▶ _Task requirements_
Word for word, transcribe the lines below and drop the pictures.

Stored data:
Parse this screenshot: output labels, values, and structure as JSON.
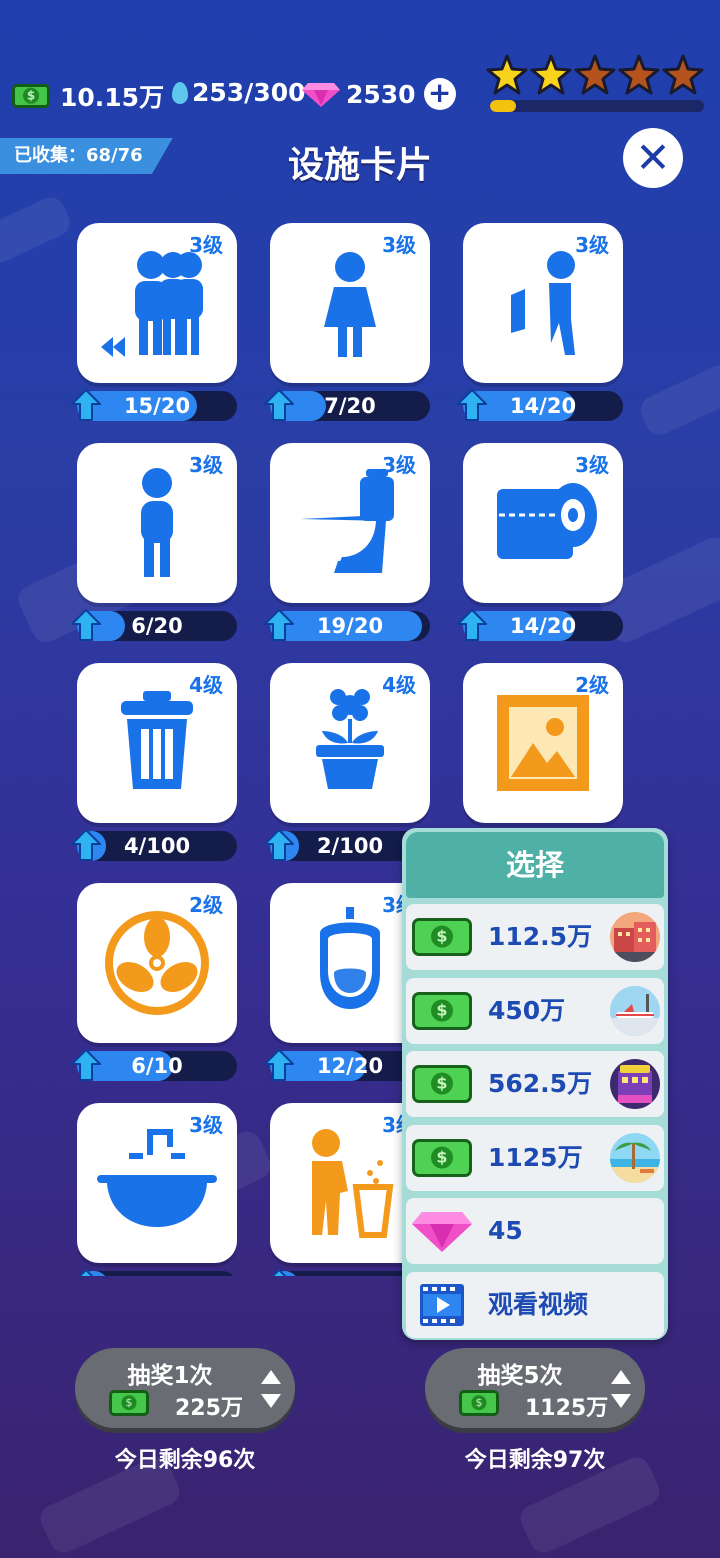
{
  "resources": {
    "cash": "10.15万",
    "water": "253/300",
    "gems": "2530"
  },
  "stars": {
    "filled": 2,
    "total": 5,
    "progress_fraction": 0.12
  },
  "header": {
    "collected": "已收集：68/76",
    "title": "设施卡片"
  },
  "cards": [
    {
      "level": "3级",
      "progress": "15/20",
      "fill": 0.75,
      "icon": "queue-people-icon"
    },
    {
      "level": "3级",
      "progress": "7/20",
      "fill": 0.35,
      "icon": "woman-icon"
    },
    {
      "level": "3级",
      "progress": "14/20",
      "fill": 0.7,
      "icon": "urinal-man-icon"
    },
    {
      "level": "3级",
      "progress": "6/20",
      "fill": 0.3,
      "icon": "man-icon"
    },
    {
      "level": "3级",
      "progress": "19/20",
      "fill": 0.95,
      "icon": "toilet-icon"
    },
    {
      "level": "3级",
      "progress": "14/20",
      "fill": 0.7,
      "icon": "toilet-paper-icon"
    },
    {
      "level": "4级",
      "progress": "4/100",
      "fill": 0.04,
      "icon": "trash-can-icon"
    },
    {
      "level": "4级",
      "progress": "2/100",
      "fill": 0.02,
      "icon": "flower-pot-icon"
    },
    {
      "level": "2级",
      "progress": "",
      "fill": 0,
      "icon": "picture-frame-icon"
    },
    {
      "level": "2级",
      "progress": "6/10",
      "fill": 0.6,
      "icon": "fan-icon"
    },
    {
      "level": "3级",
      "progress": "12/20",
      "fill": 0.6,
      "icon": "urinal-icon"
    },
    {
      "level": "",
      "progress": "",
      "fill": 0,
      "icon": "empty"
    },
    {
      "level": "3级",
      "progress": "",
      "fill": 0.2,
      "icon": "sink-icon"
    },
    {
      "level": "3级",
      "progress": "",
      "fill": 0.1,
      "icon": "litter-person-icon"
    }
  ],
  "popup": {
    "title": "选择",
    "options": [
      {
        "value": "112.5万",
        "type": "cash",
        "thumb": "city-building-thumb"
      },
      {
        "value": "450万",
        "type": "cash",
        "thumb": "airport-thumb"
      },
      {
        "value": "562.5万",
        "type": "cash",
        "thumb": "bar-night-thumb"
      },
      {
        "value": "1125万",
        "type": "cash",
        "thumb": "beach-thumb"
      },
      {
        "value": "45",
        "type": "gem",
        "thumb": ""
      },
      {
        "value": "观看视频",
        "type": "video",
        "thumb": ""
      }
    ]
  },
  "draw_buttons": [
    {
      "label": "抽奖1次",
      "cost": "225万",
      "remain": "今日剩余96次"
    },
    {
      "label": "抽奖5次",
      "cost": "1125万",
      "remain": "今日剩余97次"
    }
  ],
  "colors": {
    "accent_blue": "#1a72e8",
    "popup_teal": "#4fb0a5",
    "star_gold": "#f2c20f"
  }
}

▶ _Task response_
Parse this screenshot: output labels, values, and structure as JSON.
{
  "resources": {
    "cash": "10.15万",
    "water": "253/300",
    "gems": "2530"
  },
  "stars": {
    "filled": 2,
    "total": 5,
    "progress_fraction": 0.12
  },
  "header": {
    "collected": "已收集：68/76",
    "title": "设施卡片"
  },
  "cards": [
    {
      "level": "3级",
      "progress": "15/20",
      "fill": 0.75,
      "icon": "queue-people-icon"
    },
    {
      "level": "3级",
      "progress": "7/20",
      "fill": 0.35,
      "icon": "woman-icon"
    },
    {
      "level": "3级",
      "progress": "14/20",
      "fill": 0.7,
      "icon": "urinal-man-icon"
    },
    {
      "level": "3级",
      "progress": "6/20",
      "fill": 0.3,
      "icon": "man-icon"
    },
    {
      "level": "3级",
      "progress": "19/20",
      "fill": 0.95,
      "icon": "toilet-icon"
    },
    {
      "level": "3级",
      "progress": "14/20",
      "fill": 0.7,
      "icon": "toilet-paper-icon"
    },
    {
      "level": "4级",
      "progress": "4/100",
      "fill": 0.04,
      "icon": "trash-can-icon"
    },
    {
      "level": "4级",
      "progress": "2/100",
      "fill": 0.02,
      "icon": "flower-pot-icon"
    },
    {
      "level": "2级",
      "progress": "",
      "fill": 0,
      "icon": "picture-frame-icon"
    },
    {
      "level": "2级",
      "progress": "6/10",
      "fill": 0.6,
      "icon": "fan-icon"
    },
    {
      "level": "3级",
      "progress": "12/20",
      "fill": 0.6,
      "icon": "urinal-icon"
    },
    {
      "level": "",
      "progress": "",
      "fill": 0,
      "icon": "empty"
    },
    {
      "level": "3级",
      "progress": "",
      "fill": 0.2,
      "icon": "sink-icon"
    },
    {
      "level": "3级",
      "progress": "",
      "fill": 0.1,
      "icon": "litter-person-icon"
    }
  ],
  "popup": {
    "title": "选择",
    "options": [
      {
        "value": "112.5万",
        "type": "cash",
        "thumb": "city-building-thumb"
      },
      {
        "value": "450万",
        "type": "cash",
        "thumb": "airport-thumb"
      },
      {
        "value": "562.5万",
        "type": "cash",
        "thumb": "bar-night-thumb"
      },
      {
        "value": "1125万",
        "type": "cash",
        "thumb": "beach-thumb"
      },
      {
        "value": "45",
        "type": "gem",
        "thumb": ""
      },
      {
        "value": "观看视频",
        "type": "video",
        "thumb": ""
      }
    ]
  },
  "draw_buttons": [
    {
      "label": "抽奖1次",
      "cost": "225万",
      "remain": "今日剩余96次"
    },
    {
      "label": "抽奖5次",
      "cost": "1125万",
      "remain": "今日剩余97次"
    }
  ],
  "colors": {
    "accent_blue": "#1a72e8",
    "popup_teal": "#4fb0a5",
    "star_gold": "#f2c20f"
  }
}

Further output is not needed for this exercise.